— DATA SHOWN —
####################
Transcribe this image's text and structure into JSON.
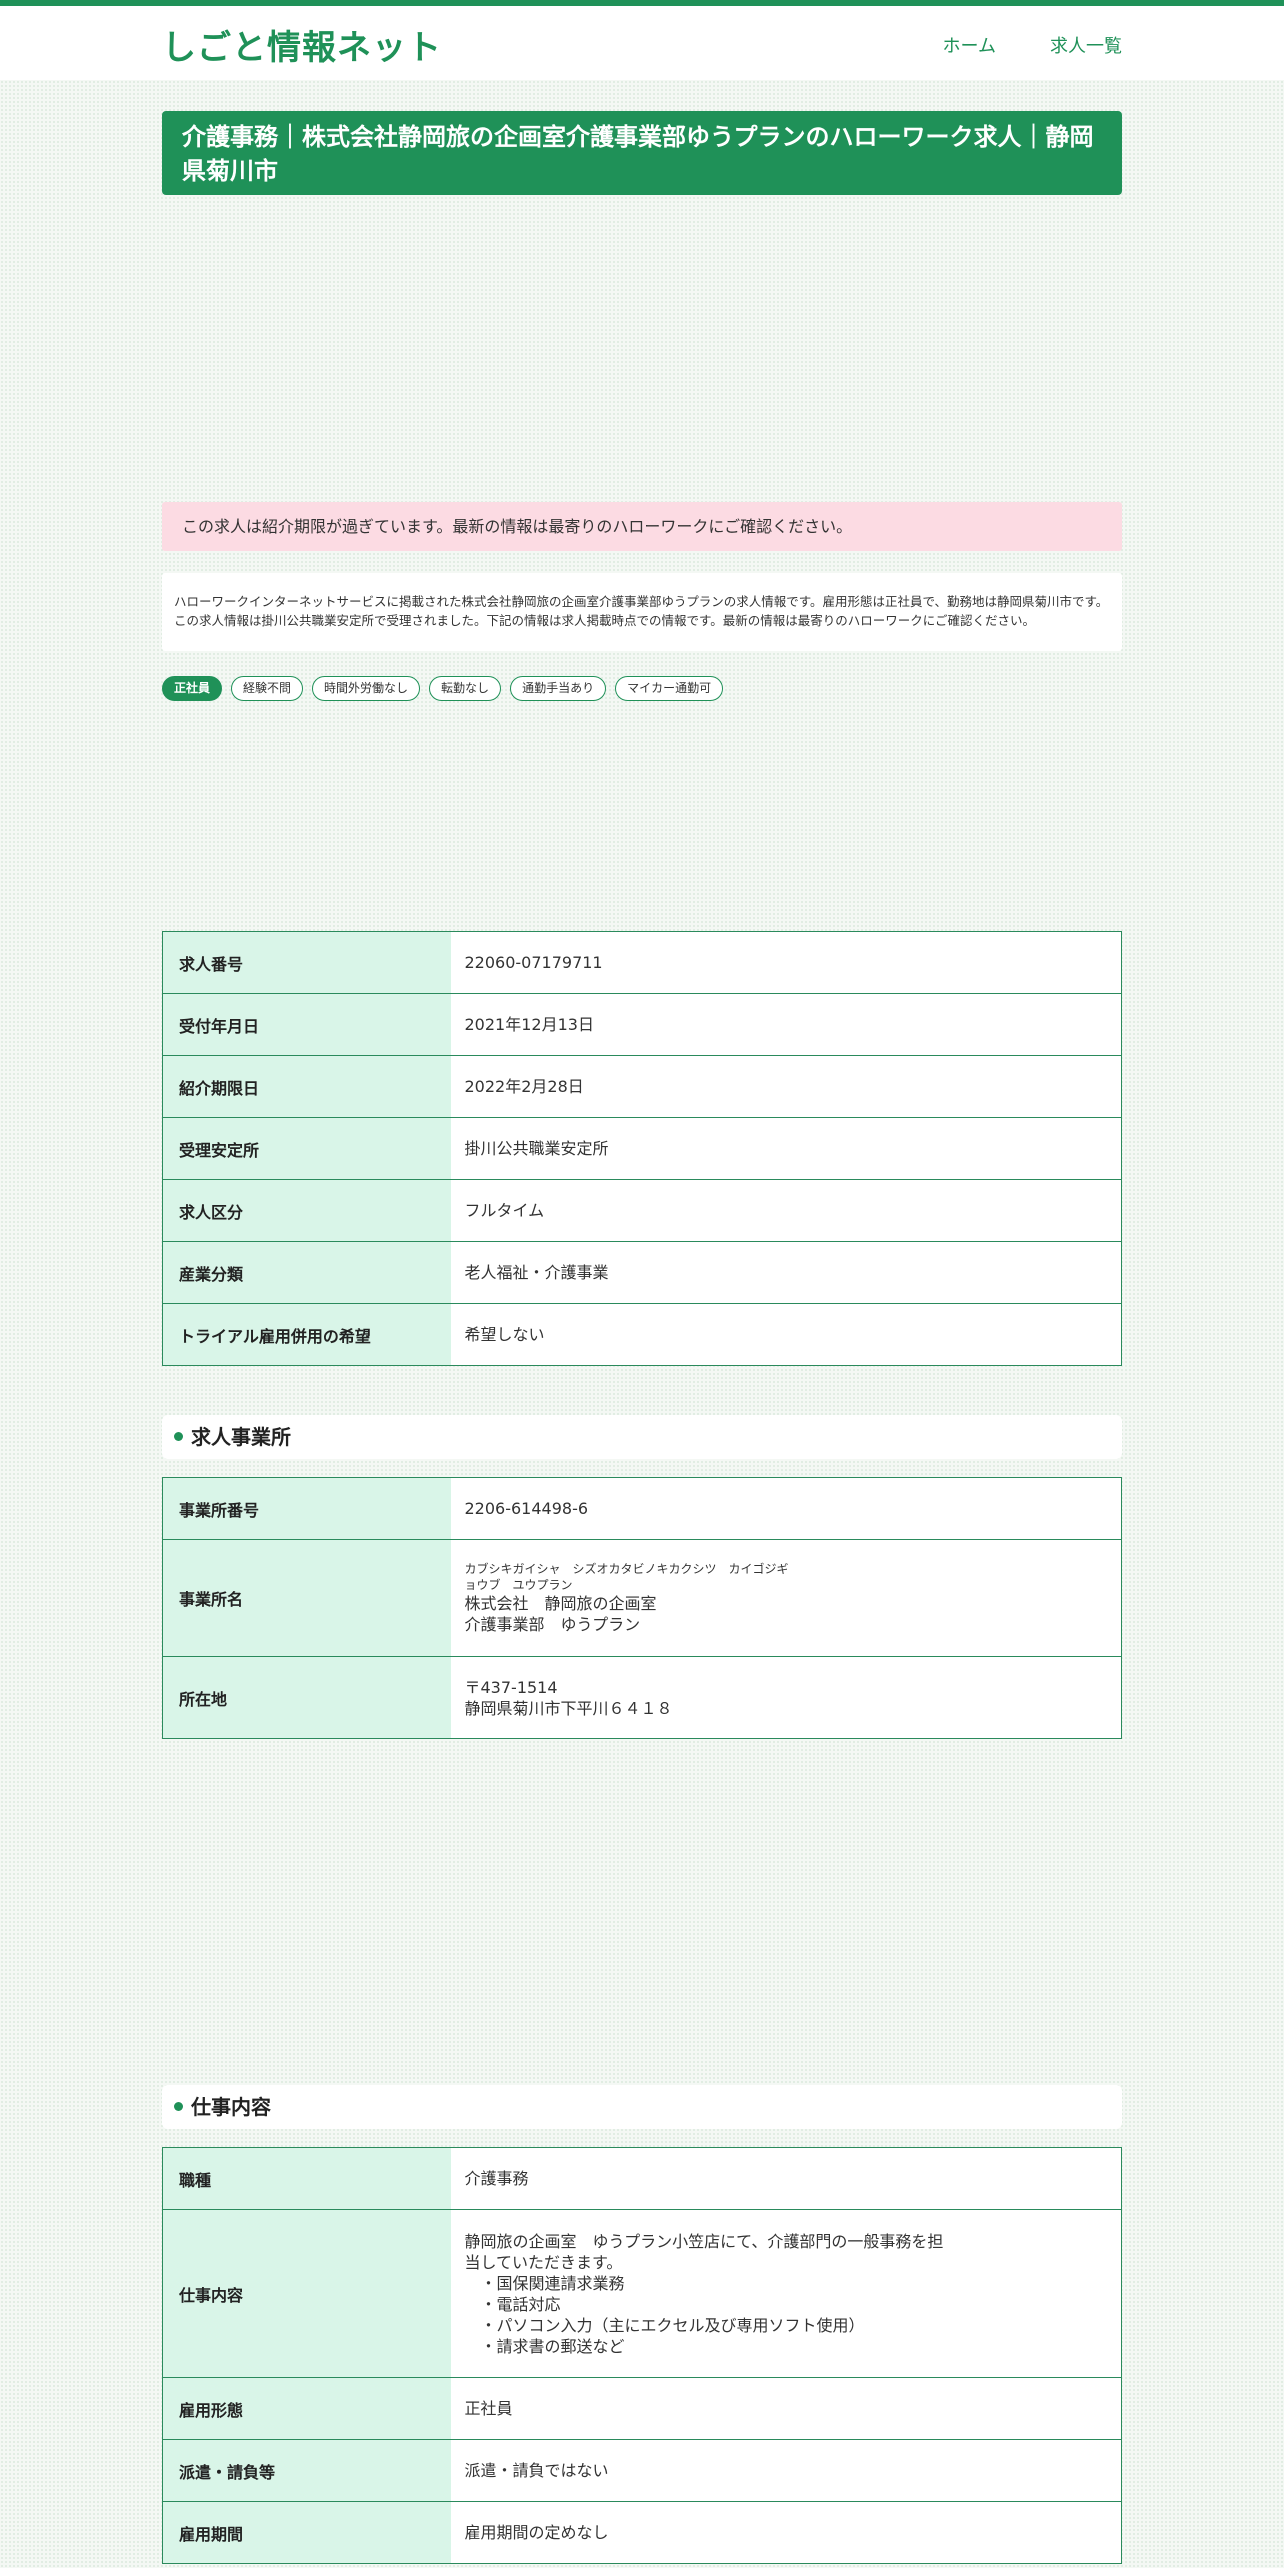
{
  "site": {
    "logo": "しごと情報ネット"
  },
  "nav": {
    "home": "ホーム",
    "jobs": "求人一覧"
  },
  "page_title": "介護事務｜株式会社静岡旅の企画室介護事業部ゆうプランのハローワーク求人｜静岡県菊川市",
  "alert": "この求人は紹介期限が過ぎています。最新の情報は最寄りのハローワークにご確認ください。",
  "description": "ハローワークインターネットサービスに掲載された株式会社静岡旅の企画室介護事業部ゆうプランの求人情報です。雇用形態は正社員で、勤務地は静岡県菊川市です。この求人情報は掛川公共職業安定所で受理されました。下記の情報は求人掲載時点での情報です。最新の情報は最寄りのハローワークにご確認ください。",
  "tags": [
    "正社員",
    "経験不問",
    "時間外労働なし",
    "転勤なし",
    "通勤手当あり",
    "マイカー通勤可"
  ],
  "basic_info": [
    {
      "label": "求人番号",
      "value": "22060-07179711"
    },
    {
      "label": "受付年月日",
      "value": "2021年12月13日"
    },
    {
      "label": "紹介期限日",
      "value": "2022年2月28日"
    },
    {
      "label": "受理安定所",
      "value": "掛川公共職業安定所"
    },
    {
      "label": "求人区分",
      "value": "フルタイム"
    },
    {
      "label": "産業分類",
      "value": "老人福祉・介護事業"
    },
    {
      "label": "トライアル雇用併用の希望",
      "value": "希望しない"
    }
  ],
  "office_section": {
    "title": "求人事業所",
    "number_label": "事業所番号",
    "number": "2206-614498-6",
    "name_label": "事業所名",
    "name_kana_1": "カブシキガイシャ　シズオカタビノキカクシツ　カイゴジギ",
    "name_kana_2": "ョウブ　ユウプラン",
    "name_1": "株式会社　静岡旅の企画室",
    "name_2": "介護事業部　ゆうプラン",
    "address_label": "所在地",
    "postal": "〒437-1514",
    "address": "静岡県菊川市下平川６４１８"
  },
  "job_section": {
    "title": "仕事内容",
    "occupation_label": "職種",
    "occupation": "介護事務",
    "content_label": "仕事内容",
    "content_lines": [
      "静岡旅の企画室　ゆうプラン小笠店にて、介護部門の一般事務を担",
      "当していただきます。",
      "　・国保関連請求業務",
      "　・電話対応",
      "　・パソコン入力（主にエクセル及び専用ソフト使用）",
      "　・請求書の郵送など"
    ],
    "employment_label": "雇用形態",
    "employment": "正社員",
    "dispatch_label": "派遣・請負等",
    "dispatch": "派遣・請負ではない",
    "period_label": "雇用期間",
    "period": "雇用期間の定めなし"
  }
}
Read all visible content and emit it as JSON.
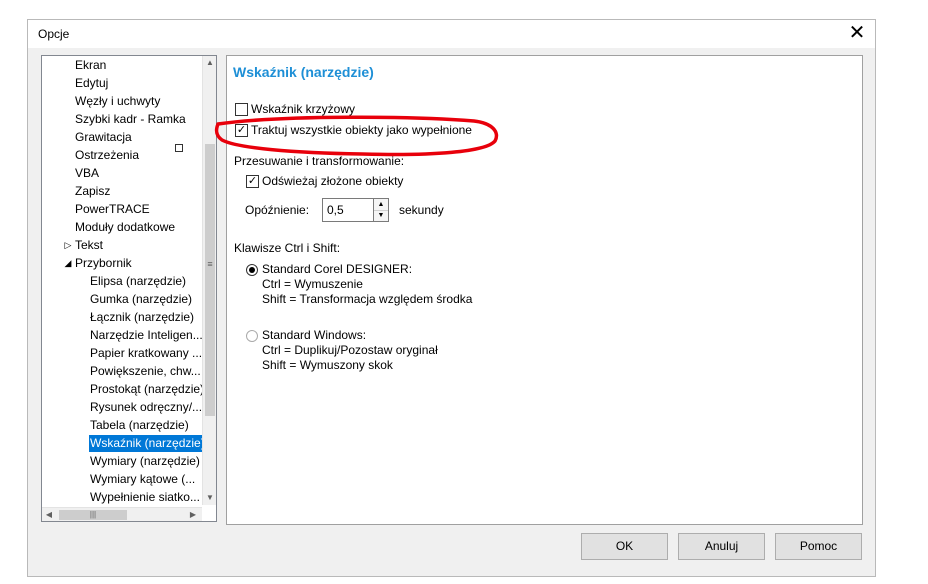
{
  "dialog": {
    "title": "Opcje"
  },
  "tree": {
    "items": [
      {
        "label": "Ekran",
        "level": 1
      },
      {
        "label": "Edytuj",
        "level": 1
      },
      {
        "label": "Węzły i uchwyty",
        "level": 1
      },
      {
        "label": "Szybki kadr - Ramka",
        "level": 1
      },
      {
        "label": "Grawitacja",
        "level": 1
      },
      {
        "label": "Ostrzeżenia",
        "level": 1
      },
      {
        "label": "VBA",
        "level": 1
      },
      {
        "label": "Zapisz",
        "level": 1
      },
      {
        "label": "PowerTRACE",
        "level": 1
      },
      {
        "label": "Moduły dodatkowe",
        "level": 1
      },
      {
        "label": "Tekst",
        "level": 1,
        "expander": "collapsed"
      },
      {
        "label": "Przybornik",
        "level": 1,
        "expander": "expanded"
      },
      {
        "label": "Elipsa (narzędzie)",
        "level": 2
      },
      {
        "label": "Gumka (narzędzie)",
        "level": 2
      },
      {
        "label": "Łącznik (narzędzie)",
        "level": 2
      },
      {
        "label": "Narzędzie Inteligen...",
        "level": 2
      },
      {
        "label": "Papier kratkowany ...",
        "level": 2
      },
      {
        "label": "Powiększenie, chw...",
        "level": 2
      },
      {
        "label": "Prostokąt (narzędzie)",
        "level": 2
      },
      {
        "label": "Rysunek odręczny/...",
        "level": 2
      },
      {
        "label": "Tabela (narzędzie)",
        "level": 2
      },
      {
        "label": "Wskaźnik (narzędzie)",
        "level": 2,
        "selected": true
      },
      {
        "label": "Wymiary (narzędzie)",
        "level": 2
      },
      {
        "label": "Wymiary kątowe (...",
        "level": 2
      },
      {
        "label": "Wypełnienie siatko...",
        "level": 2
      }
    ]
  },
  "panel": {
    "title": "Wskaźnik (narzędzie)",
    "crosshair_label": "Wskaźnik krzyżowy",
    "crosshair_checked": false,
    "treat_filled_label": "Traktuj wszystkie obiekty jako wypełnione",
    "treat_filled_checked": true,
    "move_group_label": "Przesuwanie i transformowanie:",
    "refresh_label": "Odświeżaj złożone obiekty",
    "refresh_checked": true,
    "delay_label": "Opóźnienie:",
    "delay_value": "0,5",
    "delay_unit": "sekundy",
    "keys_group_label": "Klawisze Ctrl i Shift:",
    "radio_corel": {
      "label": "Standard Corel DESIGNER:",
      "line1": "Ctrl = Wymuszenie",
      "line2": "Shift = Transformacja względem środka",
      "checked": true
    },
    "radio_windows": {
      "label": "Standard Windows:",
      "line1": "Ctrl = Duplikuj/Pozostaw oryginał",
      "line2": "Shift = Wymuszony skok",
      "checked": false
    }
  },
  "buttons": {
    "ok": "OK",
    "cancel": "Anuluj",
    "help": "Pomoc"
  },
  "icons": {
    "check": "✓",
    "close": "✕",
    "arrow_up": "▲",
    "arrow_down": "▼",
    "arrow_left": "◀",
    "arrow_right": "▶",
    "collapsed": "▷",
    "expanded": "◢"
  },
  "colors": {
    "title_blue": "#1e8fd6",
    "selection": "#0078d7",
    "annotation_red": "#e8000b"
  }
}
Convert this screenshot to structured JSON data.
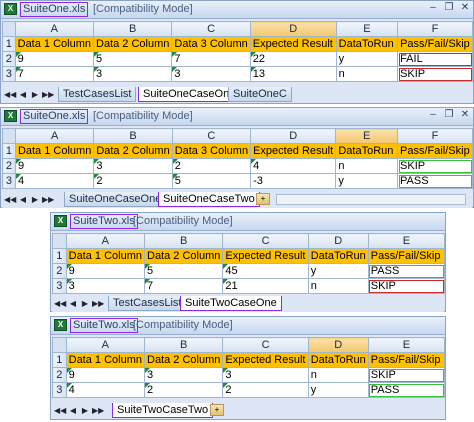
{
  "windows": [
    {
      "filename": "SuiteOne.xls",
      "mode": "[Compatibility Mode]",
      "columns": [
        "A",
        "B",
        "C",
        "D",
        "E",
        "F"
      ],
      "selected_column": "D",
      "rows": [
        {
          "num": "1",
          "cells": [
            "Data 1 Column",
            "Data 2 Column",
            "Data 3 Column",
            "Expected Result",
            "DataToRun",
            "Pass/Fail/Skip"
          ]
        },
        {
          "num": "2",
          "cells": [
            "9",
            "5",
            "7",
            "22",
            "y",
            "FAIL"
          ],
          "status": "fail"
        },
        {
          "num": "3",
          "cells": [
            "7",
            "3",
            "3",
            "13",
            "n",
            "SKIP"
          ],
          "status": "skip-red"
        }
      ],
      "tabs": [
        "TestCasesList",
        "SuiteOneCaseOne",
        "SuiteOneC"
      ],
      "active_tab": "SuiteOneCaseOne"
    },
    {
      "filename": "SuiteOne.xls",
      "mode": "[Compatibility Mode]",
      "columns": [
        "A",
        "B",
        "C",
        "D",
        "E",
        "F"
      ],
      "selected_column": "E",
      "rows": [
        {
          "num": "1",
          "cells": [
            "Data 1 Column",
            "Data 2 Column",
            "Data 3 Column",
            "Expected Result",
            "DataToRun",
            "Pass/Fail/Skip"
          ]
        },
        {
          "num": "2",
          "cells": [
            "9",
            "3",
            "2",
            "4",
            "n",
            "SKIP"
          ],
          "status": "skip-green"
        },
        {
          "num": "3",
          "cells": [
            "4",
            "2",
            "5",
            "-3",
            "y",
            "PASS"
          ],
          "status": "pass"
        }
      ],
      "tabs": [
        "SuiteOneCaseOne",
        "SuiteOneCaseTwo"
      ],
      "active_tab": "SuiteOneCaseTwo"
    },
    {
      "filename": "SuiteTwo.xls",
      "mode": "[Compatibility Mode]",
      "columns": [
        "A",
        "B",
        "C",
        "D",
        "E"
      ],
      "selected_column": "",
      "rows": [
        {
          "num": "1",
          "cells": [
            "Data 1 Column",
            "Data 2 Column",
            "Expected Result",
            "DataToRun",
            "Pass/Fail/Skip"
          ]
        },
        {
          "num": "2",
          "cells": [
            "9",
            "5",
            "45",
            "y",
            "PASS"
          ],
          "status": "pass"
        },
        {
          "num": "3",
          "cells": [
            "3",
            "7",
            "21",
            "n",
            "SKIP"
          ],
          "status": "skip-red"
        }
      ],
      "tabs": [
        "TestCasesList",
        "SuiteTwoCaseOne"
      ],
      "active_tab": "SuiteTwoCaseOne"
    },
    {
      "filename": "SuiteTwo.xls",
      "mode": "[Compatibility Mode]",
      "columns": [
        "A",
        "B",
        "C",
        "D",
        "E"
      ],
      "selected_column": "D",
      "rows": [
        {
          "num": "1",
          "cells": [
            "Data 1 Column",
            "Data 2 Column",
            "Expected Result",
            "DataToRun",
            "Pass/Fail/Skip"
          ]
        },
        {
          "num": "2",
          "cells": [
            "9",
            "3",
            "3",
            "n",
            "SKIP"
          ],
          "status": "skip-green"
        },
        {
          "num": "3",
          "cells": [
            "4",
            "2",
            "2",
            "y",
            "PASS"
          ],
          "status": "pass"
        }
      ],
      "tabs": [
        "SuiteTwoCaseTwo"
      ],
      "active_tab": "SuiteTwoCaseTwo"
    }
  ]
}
####################
Check each line above for the word "this", and copy the lines where it appears.

Transcribe this image's text and structure into JSON.
Convert this screenshot to structured JSON data.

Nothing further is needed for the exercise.